◆ Your objective
Extract from the listing each line in which the word "this" appears.

────────────────

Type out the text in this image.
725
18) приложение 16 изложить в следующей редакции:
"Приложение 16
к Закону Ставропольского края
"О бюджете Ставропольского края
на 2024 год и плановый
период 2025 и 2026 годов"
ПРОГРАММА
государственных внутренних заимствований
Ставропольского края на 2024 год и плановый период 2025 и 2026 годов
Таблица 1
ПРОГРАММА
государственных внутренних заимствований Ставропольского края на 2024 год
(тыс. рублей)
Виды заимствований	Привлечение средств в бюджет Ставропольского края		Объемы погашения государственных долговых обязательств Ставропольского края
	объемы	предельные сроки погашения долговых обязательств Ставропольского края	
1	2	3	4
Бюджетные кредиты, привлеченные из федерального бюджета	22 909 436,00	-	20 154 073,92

────────────────

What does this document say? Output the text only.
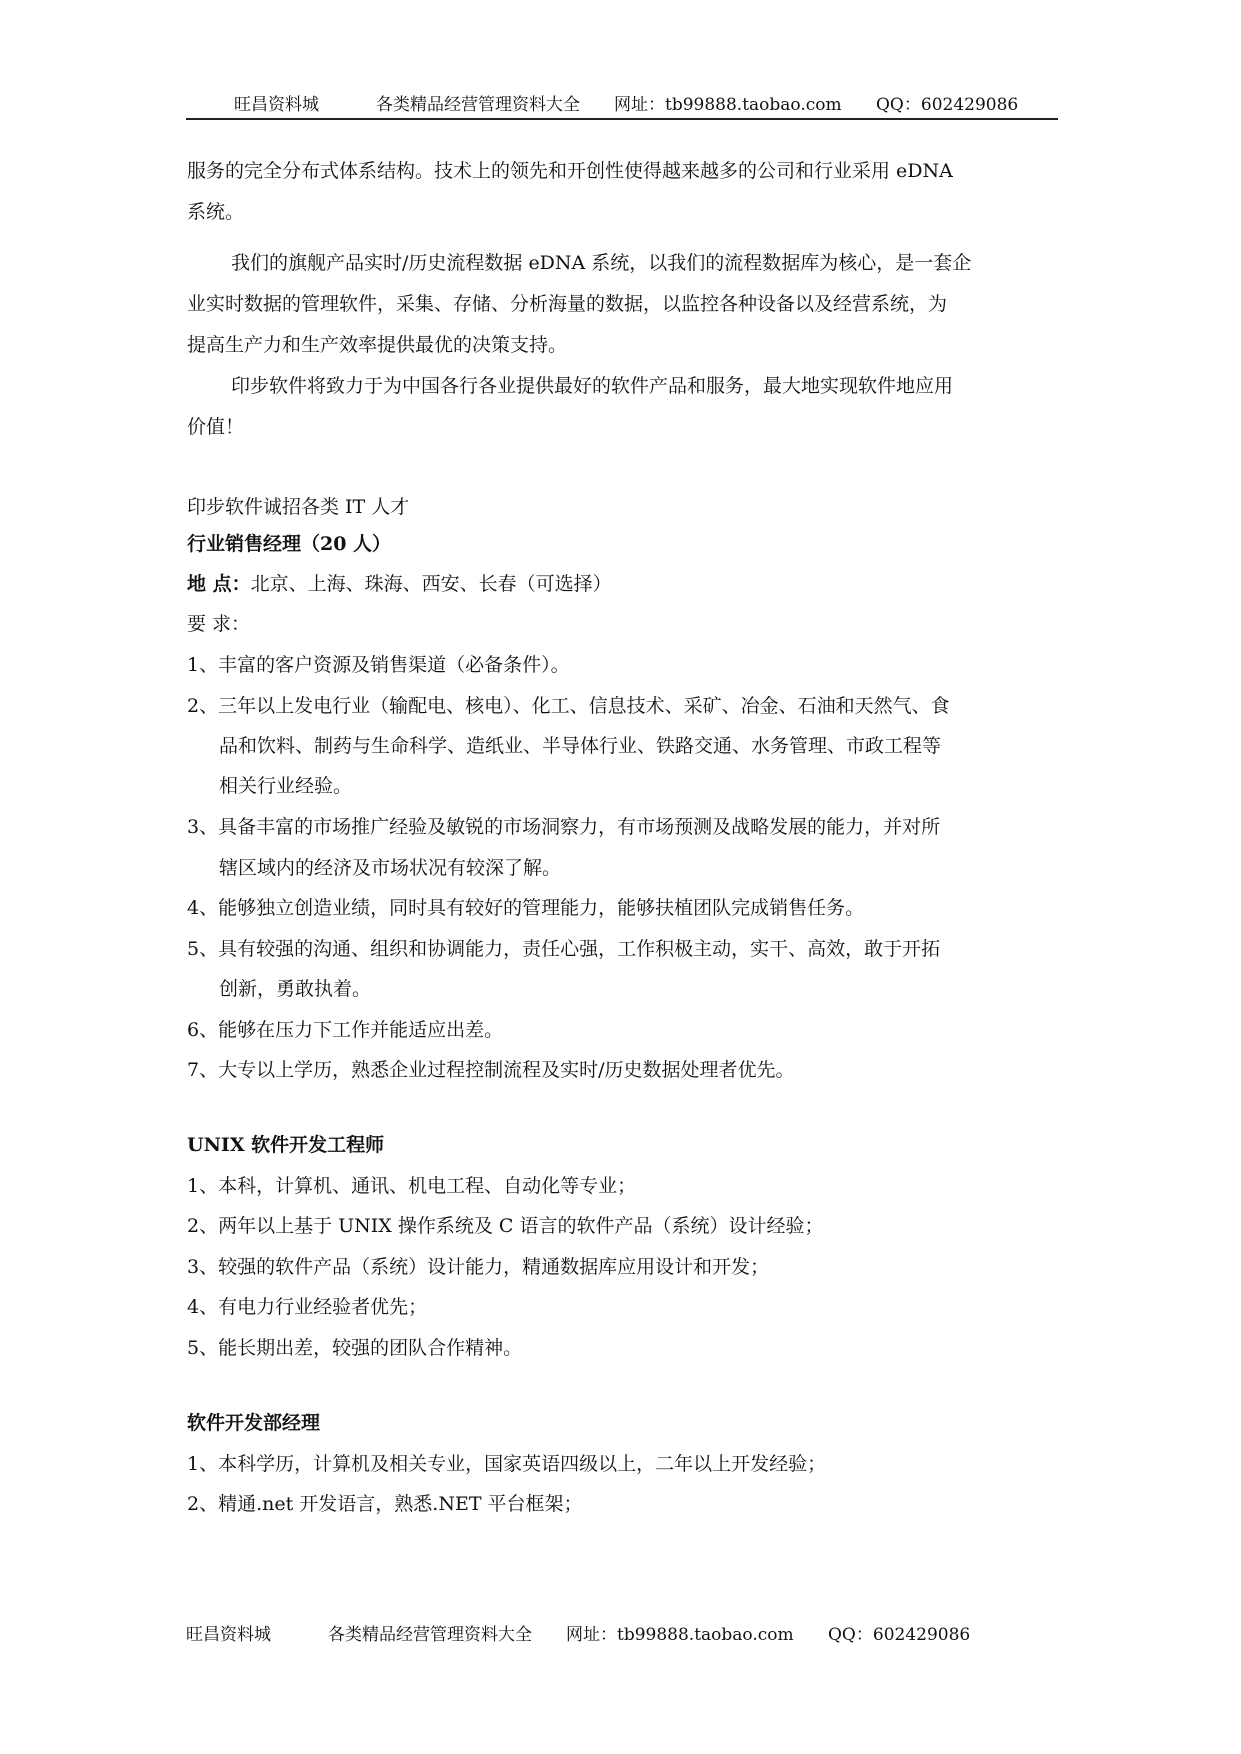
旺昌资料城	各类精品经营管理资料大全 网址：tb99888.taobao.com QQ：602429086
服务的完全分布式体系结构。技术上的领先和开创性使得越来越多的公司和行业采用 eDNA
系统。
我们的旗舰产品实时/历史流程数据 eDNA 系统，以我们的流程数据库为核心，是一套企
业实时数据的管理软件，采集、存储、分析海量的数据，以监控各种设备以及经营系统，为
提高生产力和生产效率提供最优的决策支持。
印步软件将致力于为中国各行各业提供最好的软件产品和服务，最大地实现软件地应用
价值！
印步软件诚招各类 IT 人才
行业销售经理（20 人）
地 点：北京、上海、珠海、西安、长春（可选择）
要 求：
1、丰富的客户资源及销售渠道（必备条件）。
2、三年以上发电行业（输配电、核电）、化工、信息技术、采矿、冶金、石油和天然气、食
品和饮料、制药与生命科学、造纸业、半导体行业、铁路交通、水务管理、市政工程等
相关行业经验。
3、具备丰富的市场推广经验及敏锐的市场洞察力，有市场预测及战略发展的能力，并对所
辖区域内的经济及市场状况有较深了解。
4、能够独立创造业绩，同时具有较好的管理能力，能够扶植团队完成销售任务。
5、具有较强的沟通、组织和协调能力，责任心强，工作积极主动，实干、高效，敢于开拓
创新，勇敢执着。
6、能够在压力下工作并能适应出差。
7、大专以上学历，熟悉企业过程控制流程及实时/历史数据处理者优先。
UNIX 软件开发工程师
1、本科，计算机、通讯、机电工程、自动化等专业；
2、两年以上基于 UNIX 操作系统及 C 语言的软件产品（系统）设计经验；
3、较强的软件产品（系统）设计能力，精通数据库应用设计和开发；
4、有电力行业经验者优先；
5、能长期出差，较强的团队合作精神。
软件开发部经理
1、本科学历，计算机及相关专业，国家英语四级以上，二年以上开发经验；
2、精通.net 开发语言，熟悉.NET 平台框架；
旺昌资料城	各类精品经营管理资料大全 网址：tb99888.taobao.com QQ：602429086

────────────────

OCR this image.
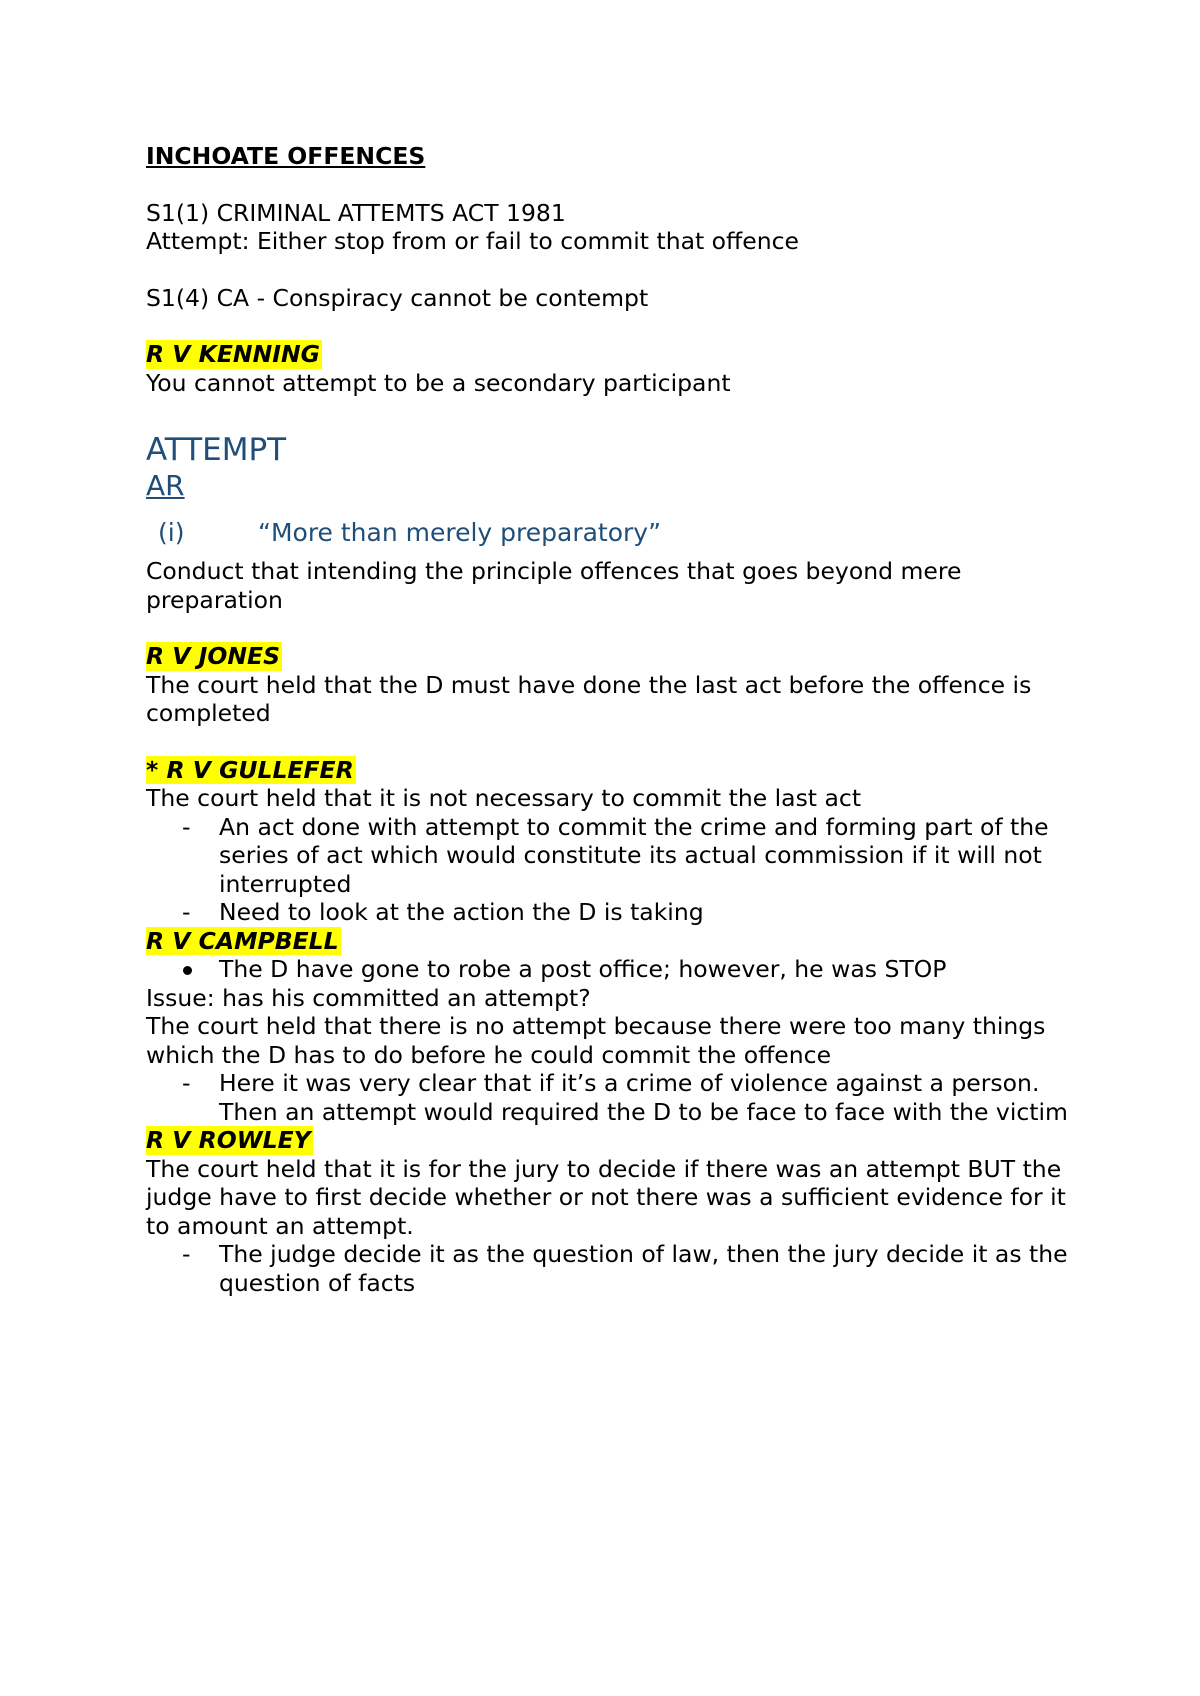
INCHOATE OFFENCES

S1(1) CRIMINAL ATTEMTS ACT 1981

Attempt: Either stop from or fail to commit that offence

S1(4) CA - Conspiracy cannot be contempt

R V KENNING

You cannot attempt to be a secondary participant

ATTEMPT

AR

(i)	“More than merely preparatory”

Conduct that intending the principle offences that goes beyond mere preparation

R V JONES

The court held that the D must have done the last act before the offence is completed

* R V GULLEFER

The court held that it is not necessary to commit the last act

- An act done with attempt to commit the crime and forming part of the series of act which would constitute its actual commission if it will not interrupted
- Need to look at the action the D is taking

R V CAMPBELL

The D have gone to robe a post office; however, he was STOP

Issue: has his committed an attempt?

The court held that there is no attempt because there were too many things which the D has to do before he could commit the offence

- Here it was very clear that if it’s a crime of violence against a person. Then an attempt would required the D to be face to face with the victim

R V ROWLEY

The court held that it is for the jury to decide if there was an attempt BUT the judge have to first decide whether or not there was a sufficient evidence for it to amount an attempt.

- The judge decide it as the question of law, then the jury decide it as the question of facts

────────────────

◆ Right answer
Type out the text in this image.
What does this document say? Output the text only.
OCR this image.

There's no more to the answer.